====== RECORDS PROVIDED

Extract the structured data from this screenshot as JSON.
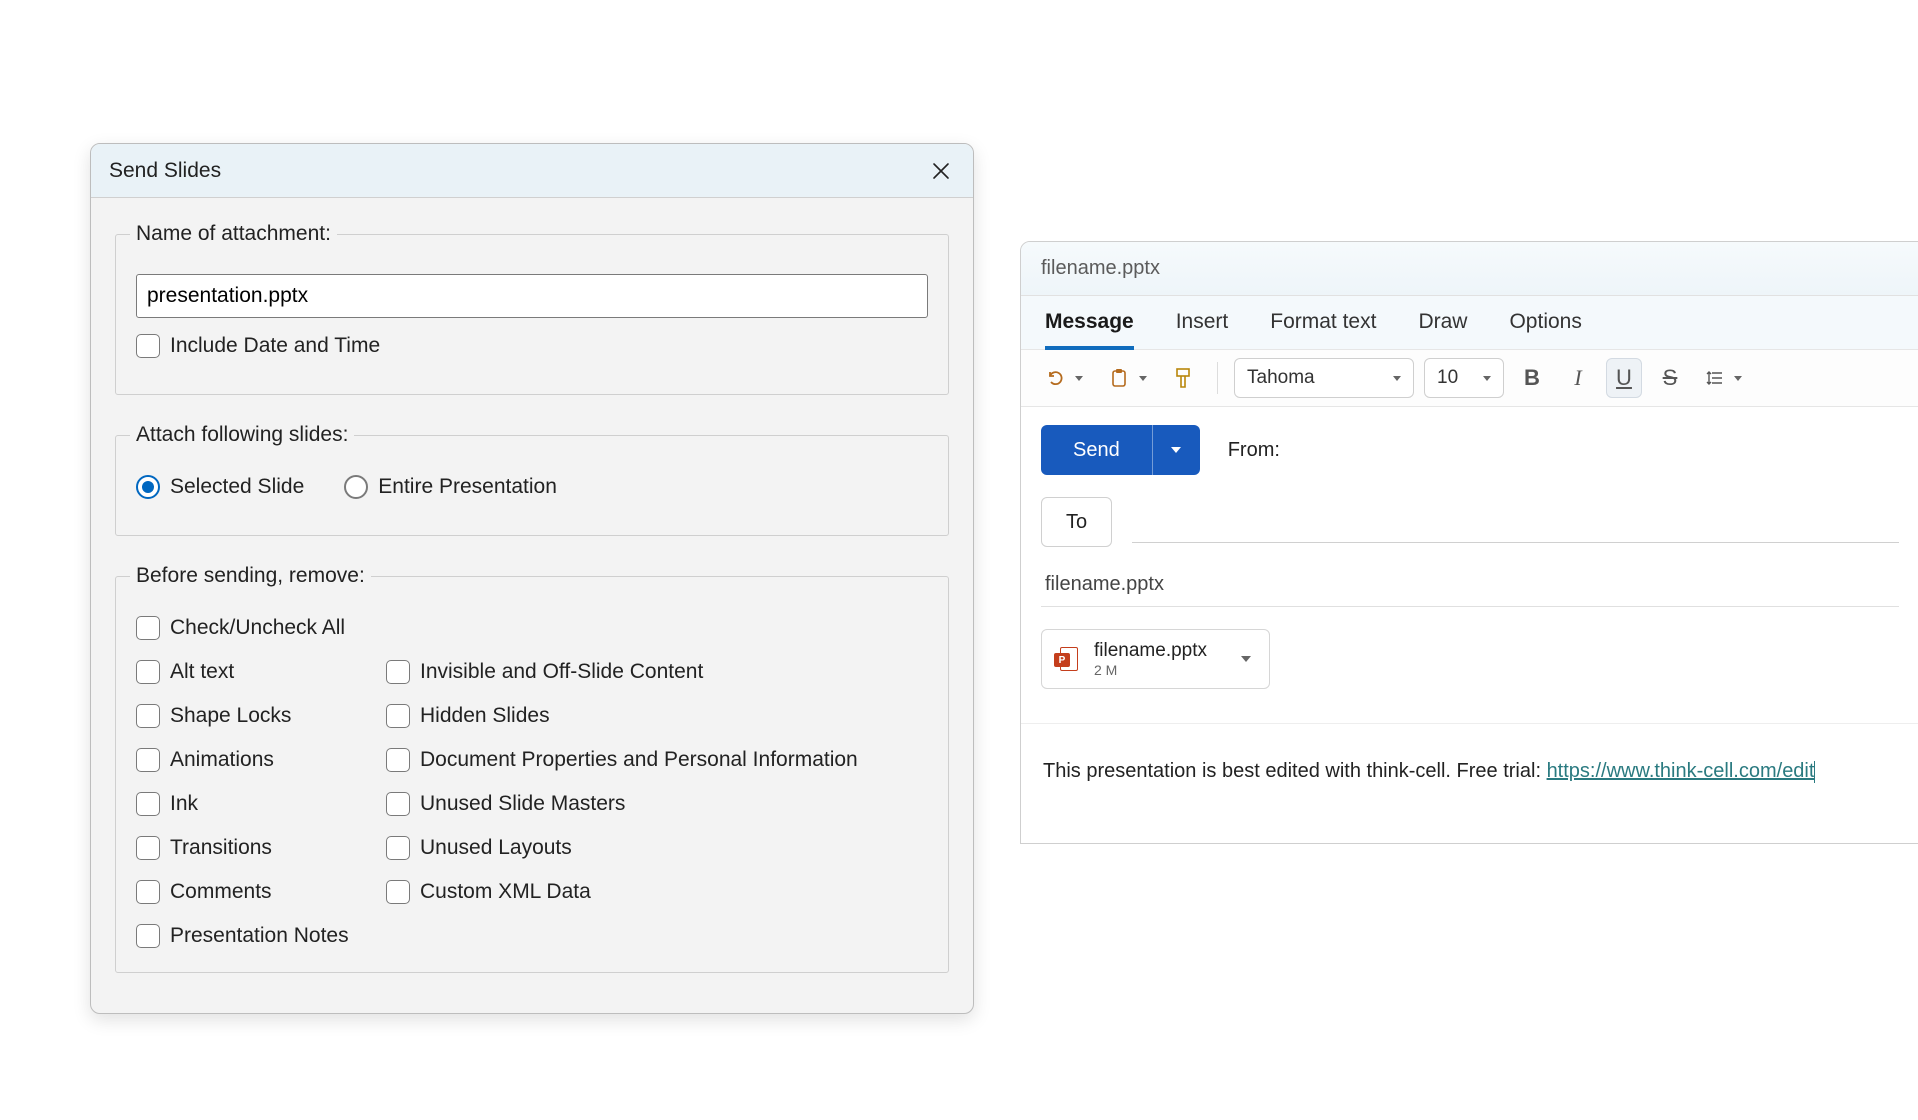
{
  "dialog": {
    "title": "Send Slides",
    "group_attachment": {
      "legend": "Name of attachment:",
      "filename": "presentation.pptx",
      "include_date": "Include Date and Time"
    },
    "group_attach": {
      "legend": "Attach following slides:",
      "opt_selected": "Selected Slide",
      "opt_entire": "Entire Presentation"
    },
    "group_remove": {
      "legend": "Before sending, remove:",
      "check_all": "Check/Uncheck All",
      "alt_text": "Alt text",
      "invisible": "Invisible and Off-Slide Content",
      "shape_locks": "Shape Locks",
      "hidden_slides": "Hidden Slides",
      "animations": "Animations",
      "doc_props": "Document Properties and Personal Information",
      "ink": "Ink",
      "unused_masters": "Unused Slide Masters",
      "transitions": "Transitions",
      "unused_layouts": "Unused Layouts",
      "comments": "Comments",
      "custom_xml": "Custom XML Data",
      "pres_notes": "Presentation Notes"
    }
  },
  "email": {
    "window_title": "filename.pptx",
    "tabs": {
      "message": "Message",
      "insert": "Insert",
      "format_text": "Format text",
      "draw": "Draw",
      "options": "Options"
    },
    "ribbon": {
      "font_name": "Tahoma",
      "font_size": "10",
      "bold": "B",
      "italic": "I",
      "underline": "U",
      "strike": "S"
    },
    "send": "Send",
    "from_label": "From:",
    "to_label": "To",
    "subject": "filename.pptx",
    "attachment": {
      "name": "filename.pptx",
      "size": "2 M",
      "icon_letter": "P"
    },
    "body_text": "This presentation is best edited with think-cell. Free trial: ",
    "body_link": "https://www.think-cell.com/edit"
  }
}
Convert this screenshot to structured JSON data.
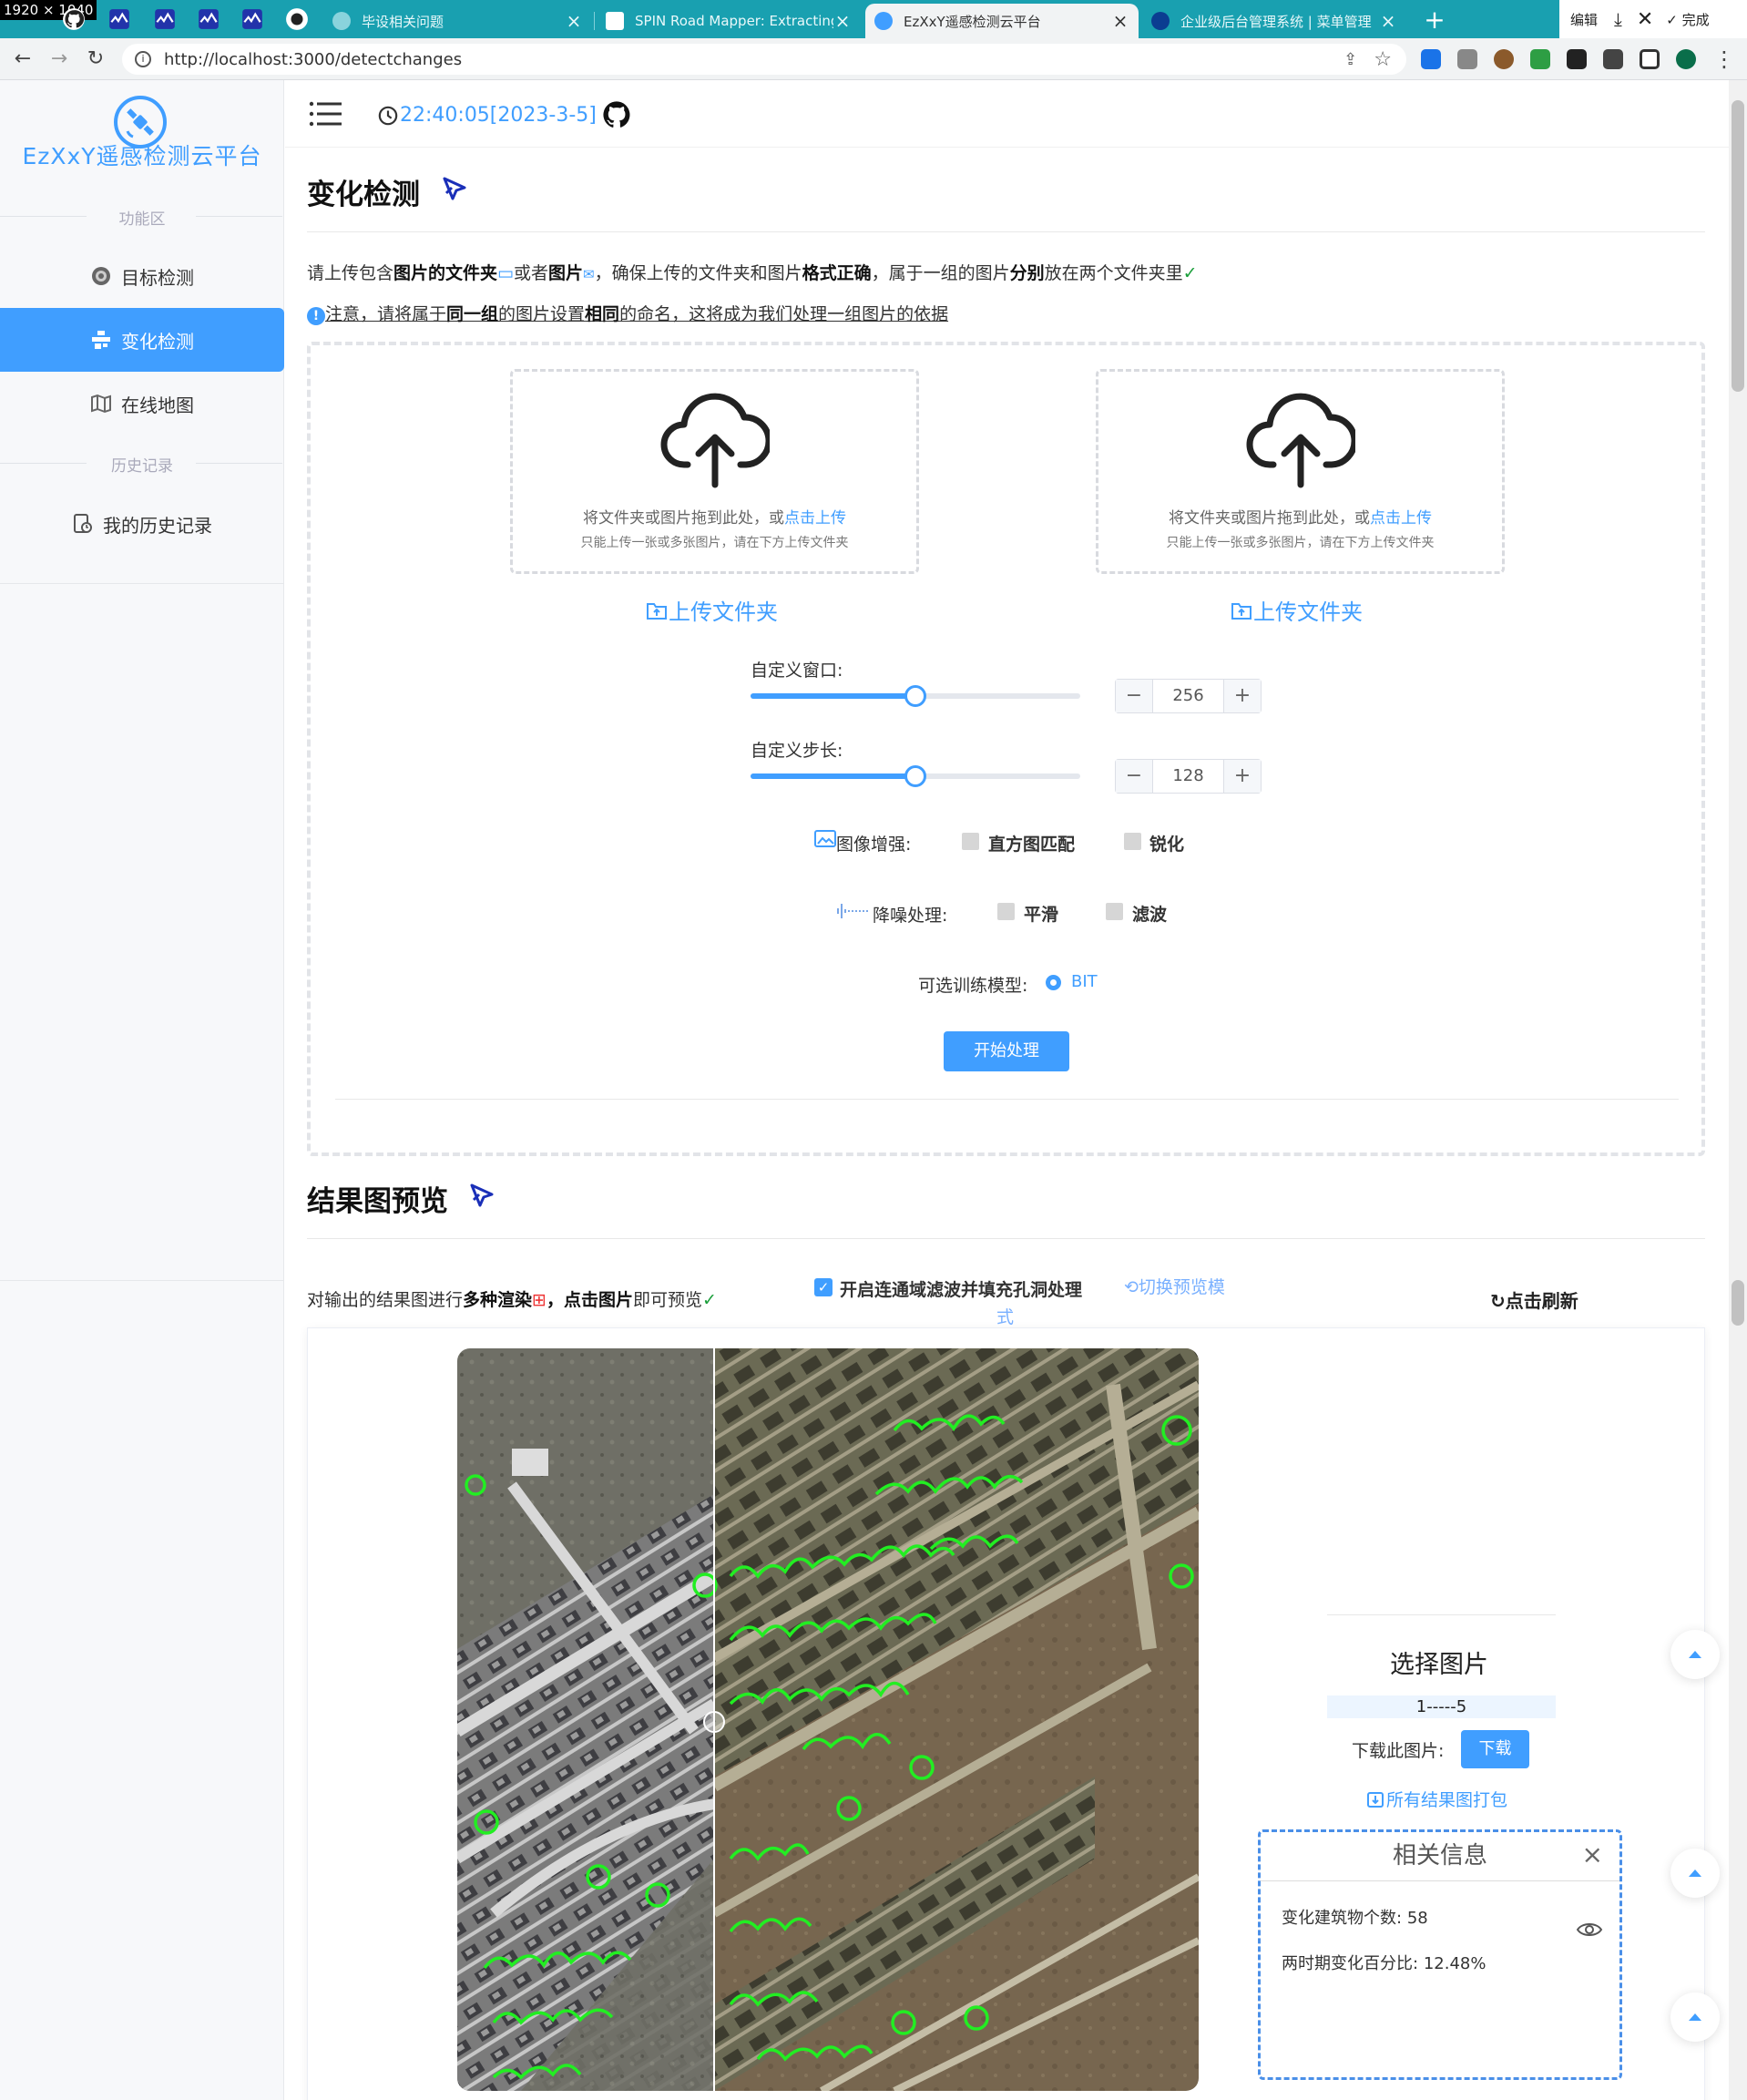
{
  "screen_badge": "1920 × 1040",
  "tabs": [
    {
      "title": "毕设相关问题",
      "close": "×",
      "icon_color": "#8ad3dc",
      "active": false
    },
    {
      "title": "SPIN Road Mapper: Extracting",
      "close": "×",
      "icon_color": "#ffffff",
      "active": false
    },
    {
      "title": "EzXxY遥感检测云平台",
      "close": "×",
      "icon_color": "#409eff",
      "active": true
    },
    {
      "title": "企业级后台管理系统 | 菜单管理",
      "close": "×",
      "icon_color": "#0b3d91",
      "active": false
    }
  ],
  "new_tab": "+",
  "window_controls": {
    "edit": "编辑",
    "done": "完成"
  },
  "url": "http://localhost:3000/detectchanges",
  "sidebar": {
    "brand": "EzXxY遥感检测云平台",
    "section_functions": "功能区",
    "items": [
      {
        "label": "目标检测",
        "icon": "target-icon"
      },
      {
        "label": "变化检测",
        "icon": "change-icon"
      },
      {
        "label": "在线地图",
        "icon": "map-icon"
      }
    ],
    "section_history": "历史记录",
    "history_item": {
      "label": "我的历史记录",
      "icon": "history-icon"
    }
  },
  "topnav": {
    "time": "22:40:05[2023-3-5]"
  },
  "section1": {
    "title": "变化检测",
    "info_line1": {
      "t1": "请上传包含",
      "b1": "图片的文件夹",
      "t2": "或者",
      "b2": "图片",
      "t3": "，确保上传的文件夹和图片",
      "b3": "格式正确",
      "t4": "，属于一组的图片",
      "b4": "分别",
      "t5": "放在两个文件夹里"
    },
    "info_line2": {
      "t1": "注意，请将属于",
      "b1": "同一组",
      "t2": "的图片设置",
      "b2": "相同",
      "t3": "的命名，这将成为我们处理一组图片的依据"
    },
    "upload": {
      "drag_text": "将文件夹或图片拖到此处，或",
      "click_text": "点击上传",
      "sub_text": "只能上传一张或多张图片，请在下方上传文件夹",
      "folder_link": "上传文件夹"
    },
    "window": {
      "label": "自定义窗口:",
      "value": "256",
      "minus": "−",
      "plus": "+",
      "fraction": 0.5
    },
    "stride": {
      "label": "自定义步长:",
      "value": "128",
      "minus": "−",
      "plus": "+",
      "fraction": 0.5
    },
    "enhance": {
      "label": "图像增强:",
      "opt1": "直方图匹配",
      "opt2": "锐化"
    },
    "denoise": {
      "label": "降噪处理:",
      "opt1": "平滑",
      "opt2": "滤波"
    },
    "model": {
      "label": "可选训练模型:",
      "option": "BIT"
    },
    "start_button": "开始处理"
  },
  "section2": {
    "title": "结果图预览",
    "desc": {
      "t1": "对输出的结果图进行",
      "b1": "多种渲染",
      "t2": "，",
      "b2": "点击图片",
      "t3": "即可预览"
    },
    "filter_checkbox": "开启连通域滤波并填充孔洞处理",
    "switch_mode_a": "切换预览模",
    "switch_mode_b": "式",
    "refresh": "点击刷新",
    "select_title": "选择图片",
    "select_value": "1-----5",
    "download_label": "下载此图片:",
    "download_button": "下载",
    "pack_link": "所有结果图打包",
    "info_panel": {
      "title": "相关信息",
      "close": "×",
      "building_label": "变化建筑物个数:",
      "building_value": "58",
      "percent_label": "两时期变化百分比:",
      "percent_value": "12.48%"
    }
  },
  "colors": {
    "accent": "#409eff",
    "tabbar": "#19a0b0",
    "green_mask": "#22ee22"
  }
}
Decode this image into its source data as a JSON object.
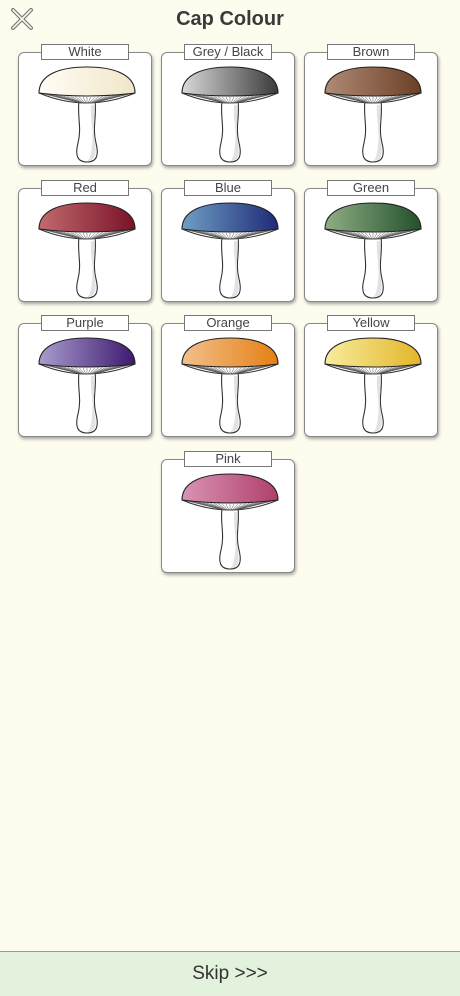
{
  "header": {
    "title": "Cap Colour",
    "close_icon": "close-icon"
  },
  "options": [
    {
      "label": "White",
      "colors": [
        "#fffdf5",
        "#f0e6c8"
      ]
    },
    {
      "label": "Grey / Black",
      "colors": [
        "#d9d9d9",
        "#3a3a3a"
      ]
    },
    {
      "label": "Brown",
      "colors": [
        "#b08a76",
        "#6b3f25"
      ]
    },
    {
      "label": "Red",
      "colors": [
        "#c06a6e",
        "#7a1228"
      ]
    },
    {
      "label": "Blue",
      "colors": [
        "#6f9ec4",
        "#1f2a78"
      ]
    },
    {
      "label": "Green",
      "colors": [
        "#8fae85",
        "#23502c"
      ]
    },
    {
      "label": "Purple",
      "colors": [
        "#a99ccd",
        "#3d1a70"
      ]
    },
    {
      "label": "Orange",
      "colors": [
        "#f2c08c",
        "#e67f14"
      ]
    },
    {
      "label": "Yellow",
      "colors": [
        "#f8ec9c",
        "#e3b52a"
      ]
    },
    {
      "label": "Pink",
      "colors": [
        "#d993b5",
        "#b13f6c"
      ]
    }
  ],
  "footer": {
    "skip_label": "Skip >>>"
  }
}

============

Would you set down the listing exactly, omitting pictures?

Extract the structured data from this screenshot as JSON.
{
  "dialog": {
    "title": "Send Slides",
    "group_attachment": {
      "legend": "Name of attachment:",
      "filename": "presentation.pptx",
      "include_date": "Include Date and Time"
    },
    "group_attach": {
      "legend": "Attach following slides:",
      "opt_selected": "Selected Slide",
      "opt_entire": "Entire Presentation"
    },
    "group_remove": {
      "legend": "Before sending, remove:",
      "check_all": "Check/Uncheck All",
      "alt_text": "Alt text",
      "invisible": "Invisible and Off-Slide Content",
      "shape_locks": "Shape Locks",
      "hidden_slides": "Hidden Slides",
      "animations": "Animations",
      "doc_props": "Document Properties and Personal Information",
      "ink": "Ink",
      "unused_masters": "Unused Slide Masters",
      "transitions": "Transitions",
      "unused_layouts": "Unused Layouts",
      "comments": "Comments",
      "custom_xml": "Custom XML Data",
      "pres_notes": "Presentation Notes"
    }
  },
  "email": {
    "window_title": "filename.pptx",
    "tabs": {
      "message": "Message",
      "insert": "Insert",
      "format_text": "Format text",
      "draw": "Draw",
      "options": "Options"
    },
    "ribbon": {
      "font_name": "Tahoma",
      "font_size": "10",
      "bold": "B",
      "italic": "I",
      "underline": "U",
      "strike": "S"
    },
    "send": "Send",
    "from_label": "From:",
    "to_label": "To",
    "subject": "filename.pptx",
    "attachment": {
      "name": "filename.pptx",
      "size": "2 M",
      "icon_letter": "P"
    },
    "body_text": "This presentation is best edited with think-cell. Free trial: ",
    "body_link": "https://www.think-cell.com/edit"
  }
}
Convert this screenshot to structured JSON data.
{
  "screen_badge": "1920 × 1040",
  "tabs": [
    {
      "title": "毕设相关问题",
      "close": "×",
      "icon_color": "#8ad3dc",
      "active": false
    },
    {
      "title": "SPIN Road Mapper: Extracting",
      "close": "×",
      "icon_color": "#ffffff",
      "active": false
    },
    {
      "title": "EzXxY遥感检测云平台",
      "close": "×",
      "icon_color": "#409eff",
      "active": true
    },
    {
      "title": "企业级后台管理系统 | 菜单管理",
      "close": "×",
      "icon_color": "#0b3d91",
      "active": false
    }
  ],
  "new_tab": "+",
  "window_controls": {
    "edit": "编辑",
    "done": "完成"
  },
  "url": "http://localhost:3000/detectchanges",
  "sidebar": {
    "brand": "EzXxY遥感检测云平台",
    "section_functions": "功能区",
    "items": [
      {
        "label": "目标检测",
        "icon": "target-icon"
      },
      {
        "label": "变化检测",
        "icon": "change-icon"
      },
      {
        "label": "在线地图",
        "icon": "map-icon"
      }
    ],
    "section_history": "历史记录",
    "history_item": {
      "label": "我的历史记录",
      "icon": "history-icon"
    }
  },
  "topnav": {
    "time": "22:40:05[2023-3-5]"
  },
  "section1": {
    "title": "变化检测",
    "info_line1": {
      "t1": "请上传包含",
      "b1": "图片的文件夹",
      "t2": "或者",
      "b2": "图片",
      "t3": "，确保上传的文件夹和图片",
      "b3": "格式正确",
      "t4": "，属于一组的图片",
      "b4": "分别",
      "t5": "放在两个文件夹里"
    },
    "info_line2": {
      "t1": "注意，请将属于",
      "b1": "同一组",
      "t2": "的图片设置",
      "b2": "相同",
      "t3": "的命名，这将成为我们处理一组图片的依据"
    },
    "upload": {
      "drag_text": "将文件夹或图片拖到此处，或",
      "click_text": "点击上传",
      "sub_text": "只能上传一张或多张图片，请在下方上传文件夹",
      "folder_link": "上传文件夹"
    },
    "window": {
      "label": "自定义窗口:",
      "value": "256",
      "minus": "−",
      "plus": "+",
      "fraction": 0.5
    },
    "stride": {
      "label": "自定义步长:",
      "value": "128",
      "minus": "−",
      "plus": "+",
      "fraction": 0.5
    },
    "enhance": {
      "label": "图像增强:",
      "opt1": "直方图匹配",
      "opt2": "锐化"
    },
    "denoise": {
      "label": "降噪处理:",
      "opt1": "平滑",
      "opt2": "滤波"
    },
    "model": {
      "label": "可选训练模型:",
      "option": "BIT"
    },
    "start_button": "开始处理"
  },
  "section2": {
    "title": "结果图预览",
    "desc": {
      "t1": "对输出的结果图进行",
      "b1": "多种渲染",
      "t2": "，",
      "b2": "点击图片",
      "t3": "即可预览"
    },
    "filter_checkbox": "开启连通域滤波并填充孔洞处理",
    "switch_mode_a": "切换预览模",
    "switch_mode_b": "式",
    "refresh": "点击刷新",
    "select_title": "选择图片",
    "select_value": "1-----5",
    "download_label": "下载此图片:",
    "download_button": "下载",
    "pack_link": "所有结果图打包",
    "info_panel": {
      "title": "相关信息",
      "close": "×",
      "building_label": "变化建筑物个数:",
      "building_value": "58",
      "percent_label": "两时期变化百分比:",
      "percent_value": "12.48%"
    }
  },
  "colors": {
    "accent": "#409eff",
    "tabbar": "#19a0b0",
    "green_mask": "#22ee22"
  }
}
Decode this image into its source data as a JSON object.
{
  "header": {
    "title": "Cap Colour",
    "close_icon": "close-icon"
  },
  "options": [
    {
      "label": "White",
      "colors": [
        "#fffdf5",
        "#f0e6c8"
      ]
    },
    {
      "label": "Grey / Black",
      "colors": [
        "#d9d9d9",
        "#3a3a3a"
      ]
    },
    {
      "label": "Brown",
      "colors": [
        "#b08a76",
        "#6b3f25"
      ]
    },
    {
      "label": "Red",
      "colors": [
        "#c06a6e",
        "#7a1228"
      ]
    },
    {
      "label": "Blue",
      "colors": [
        "#6f9ec4",
        "#1f2a78"
      ]
    },
    {
      "label": "Green",
      "colors": [
        "#8fae85",
        "#23502c"
      ]
    },
    {
      "label": "Purple",
      "colors": [
        "#a99ccd",
        "#3d1a70"
      ]
    },
    {
      "label": "Orange",
      "colors": [
        "#f2c08c",
        "#e67f14"
      ]
    },
    {
      "label": "Yellow",
      "colors": [
        "#f8ec9c",
        "#e3b52a"
      ]
    },
    {
      "label": "Pink",
      "colors": [
        "#d993b5",
        "#b13f6c"
      ]
    }
  ],
  "footer": {
    "skip_label": "Skip >>>"
  }
}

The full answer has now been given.